> Task instructions
Single out the lines of the material that contain "logo" and copy them.

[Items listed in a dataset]

---

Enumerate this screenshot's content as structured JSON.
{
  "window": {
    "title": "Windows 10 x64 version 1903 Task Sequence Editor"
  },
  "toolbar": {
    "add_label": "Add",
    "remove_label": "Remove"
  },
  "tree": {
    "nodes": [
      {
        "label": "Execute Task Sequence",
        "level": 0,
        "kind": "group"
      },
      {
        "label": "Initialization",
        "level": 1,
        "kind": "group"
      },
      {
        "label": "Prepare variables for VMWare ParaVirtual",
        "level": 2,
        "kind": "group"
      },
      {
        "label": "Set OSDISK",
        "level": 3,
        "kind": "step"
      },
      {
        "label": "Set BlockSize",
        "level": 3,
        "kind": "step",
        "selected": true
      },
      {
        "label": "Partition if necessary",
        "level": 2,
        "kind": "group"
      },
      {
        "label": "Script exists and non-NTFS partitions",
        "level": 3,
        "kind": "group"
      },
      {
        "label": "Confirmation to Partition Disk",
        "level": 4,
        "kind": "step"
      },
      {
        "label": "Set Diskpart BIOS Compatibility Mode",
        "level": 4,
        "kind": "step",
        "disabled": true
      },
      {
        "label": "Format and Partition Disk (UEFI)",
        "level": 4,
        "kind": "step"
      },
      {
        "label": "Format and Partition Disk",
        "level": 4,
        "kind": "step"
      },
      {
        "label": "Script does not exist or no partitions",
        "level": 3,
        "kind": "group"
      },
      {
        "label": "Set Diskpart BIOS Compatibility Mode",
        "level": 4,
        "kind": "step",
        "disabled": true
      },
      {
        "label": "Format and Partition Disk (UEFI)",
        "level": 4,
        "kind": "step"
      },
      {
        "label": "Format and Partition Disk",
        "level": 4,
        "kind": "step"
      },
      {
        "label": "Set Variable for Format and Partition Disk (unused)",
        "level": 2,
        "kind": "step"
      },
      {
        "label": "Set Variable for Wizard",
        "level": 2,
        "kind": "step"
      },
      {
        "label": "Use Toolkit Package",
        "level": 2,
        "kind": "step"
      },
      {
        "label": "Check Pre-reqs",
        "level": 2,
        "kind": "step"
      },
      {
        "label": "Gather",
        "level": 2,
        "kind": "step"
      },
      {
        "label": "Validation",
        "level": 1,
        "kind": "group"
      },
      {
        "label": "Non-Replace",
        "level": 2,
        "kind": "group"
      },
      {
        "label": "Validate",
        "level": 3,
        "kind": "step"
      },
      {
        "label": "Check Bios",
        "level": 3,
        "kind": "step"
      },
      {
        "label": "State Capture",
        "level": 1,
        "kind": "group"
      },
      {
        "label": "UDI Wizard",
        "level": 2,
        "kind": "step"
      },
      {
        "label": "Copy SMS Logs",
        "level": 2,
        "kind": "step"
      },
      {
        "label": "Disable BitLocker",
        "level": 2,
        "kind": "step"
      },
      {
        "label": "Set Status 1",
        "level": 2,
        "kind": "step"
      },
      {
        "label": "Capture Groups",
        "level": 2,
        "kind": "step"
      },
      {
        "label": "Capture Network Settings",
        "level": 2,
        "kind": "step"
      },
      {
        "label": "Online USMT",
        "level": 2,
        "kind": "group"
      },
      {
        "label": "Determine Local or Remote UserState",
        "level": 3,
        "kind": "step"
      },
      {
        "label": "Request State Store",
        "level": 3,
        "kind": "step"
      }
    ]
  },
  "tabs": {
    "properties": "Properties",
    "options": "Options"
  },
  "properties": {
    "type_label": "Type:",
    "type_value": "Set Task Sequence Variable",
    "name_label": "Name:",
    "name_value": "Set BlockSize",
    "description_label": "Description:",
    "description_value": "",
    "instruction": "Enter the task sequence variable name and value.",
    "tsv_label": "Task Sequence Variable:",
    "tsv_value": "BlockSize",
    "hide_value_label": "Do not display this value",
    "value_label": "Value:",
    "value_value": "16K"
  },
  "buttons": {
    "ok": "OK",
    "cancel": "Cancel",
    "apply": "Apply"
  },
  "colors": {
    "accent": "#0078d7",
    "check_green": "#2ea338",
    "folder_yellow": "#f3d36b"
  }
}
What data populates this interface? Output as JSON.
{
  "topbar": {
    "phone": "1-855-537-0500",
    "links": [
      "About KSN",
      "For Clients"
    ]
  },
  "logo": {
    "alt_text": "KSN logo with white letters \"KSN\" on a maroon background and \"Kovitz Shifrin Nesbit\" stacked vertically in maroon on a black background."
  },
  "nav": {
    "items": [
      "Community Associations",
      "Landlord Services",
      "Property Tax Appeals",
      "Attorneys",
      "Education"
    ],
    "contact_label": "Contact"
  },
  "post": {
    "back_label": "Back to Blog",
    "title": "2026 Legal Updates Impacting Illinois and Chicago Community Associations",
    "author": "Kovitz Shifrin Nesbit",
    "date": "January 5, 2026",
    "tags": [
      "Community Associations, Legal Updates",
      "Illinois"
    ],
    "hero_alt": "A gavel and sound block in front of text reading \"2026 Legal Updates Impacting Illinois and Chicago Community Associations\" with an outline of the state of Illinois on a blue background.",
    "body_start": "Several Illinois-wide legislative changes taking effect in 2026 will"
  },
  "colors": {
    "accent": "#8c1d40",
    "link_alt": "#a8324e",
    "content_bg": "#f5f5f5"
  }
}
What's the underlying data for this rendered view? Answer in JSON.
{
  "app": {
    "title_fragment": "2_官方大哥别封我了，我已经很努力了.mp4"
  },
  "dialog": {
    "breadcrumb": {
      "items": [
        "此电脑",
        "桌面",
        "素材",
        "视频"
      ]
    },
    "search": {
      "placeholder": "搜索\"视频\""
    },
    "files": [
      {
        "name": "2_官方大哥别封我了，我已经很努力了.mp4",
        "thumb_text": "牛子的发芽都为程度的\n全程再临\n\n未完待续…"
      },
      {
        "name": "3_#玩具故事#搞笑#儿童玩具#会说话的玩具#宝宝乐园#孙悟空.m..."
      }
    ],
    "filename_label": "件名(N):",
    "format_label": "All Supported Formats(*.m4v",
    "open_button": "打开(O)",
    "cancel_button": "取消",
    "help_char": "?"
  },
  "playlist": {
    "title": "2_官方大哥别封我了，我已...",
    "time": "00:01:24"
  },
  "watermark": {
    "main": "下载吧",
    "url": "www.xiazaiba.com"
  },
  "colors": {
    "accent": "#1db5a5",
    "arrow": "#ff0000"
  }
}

---

> Exercise response
  "logo": {
    "alt_text": "KSN logo with white letters \"KSN\" on a maroon background and \"Kovitz Shifrin Nesbit\" stacked vertically in maroon on a black background."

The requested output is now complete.